[Items from a dataset]
● ● ● ● ●

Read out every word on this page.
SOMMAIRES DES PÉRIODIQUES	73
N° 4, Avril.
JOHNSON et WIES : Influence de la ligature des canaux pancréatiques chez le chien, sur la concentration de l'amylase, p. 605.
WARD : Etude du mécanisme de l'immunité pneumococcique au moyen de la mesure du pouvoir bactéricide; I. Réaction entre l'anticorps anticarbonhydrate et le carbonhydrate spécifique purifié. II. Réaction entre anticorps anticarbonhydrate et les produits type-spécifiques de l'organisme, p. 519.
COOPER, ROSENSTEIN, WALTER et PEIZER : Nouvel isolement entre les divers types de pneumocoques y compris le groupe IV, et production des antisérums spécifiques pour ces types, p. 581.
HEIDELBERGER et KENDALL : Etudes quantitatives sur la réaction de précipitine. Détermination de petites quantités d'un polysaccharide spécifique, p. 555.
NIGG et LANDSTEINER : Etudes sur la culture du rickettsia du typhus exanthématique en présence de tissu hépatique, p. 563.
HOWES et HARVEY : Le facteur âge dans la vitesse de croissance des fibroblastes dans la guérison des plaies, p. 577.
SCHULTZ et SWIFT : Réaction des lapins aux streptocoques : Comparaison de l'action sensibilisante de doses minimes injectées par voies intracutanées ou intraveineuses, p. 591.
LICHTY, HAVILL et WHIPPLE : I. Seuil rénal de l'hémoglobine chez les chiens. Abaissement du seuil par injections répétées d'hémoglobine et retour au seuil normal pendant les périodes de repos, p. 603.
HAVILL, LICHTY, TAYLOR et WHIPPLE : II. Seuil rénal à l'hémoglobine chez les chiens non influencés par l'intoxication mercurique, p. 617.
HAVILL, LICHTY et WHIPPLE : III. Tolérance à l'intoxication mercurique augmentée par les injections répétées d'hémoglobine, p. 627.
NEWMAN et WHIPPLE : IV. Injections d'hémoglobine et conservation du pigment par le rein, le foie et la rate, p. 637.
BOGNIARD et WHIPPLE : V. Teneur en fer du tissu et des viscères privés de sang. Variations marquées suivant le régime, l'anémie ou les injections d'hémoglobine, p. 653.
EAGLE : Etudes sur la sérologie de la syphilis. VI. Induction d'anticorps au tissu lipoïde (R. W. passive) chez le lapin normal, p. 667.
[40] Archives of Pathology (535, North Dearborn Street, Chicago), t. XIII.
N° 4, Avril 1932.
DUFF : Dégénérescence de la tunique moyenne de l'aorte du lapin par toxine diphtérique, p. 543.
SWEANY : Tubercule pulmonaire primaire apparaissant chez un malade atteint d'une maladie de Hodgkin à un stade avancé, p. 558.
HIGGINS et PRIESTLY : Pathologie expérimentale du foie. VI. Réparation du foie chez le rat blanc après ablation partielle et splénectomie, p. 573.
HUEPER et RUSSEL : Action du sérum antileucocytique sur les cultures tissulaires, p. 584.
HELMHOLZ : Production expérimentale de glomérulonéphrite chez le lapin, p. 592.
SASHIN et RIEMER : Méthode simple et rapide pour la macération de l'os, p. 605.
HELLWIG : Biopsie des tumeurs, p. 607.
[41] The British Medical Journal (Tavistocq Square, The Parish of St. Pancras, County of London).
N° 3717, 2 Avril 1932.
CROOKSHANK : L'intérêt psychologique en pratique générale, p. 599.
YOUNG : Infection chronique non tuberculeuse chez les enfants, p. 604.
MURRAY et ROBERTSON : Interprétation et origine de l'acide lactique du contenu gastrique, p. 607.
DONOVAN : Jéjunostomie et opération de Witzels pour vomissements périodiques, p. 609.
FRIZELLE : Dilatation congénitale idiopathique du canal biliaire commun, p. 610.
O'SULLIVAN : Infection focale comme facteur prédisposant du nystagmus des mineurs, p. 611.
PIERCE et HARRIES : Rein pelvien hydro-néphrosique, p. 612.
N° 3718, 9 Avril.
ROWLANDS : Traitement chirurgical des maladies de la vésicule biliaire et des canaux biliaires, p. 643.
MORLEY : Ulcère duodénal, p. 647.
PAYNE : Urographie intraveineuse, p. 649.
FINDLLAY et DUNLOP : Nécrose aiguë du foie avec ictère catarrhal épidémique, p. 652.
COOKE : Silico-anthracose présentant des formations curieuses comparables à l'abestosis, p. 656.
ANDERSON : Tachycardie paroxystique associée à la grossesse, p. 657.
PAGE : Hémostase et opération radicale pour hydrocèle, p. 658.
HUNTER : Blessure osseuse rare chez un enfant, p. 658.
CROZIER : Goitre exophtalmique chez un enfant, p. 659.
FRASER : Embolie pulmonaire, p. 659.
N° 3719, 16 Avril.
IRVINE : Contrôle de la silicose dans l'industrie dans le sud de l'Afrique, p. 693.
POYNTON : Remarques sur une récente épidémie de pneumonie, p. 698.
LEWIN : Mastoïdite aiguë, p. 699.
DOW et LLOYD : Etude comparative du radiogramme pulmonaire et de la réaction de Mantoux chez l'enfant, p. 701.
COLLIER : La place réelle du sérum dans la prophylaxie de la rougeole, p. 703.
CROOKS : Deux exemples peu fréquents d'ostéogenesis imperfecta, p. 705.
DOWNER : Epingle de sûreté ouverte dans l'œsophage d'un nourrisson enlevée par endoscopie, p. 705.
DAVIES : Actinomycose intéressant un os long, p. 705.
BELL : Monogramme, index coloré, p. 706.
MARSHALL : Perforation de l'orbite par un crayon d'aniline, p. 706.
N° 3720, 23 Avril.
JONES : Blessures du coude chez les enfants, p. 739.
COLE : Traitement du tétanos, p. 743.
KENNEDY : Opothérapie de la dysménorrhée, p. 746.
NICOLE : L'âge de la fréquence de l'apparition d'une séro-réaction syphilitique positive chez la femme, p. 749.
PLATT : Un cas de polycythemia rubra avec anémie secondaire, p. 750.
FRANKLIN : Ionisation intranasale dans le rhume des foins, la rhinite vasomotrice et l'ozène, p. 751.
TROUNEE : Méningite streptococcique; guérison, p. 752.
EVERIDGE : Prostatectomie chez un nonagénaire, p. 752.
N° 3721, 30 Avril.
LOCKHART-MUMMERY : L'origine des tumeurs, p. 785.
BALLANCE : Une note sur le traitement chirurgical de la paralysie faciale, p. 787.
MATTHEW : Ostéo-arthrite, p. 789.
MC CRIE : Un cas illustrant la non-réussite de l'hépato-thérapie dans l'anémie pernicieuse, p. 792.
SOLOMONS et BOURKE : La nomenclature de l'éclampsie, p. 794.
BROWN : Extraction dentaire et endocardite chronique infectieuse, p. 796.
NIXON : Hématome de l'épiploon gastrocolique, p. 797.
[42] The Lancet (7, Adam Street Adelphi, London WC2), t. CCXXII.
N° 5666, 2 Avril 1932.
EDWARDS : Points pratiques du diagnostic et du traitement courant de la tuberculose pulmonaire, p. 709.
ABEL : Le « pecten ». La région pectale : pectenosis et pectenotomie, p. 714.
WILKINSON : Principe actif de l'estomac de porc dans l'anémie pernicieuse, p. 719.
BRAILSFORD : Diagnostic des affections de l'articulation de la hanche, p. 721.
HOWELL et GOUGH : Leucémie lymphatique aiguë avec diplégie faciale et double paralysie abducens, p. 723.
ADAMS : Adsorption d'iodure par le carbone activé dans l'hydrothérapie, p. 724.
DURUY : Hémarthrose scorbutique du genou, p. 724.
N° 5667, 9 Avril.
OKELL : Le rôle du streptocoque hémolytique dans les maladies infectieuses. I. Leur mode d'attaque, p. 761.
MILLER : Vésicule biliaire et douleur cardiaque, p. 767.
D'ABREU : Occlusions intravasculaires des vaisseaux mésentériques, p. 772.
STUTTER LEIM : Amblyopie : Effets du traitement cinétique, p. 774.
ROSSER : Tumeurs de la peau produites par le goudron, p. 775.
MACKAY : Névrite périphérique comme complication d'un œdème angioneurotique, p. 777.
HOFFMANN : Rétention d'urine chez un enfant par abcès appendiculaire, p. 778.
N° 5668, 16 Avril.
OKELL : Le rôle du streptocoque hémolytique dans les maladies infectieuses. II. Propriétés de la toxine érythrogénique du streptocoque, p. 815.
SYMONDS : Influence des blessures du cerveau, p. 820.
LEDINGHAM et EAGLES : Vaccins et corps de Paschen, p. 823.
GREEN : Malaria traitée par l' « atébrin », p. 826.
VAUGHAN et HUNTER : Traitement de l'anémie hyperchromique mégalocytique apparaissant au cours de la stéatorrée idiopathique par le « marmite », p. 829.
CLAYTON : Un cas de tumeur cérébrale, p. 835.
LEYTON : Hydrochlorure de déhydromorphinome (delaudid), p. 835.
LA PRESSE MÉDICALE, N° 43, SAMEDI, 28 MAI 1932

● ● ● ● ●

* Work to complete *
Each line holding the word "canaux" must be pulled from the records.

* Answer below *
JOHNSON et WIES : Influence de la ligature des canaux pancréatiques chez le chien, sur la concentration de l'amylase, p. 605.
ROWLANDS : Traitement chirurgical des maladies de la vésicule biliaire et des canaux biliaires, p. 643.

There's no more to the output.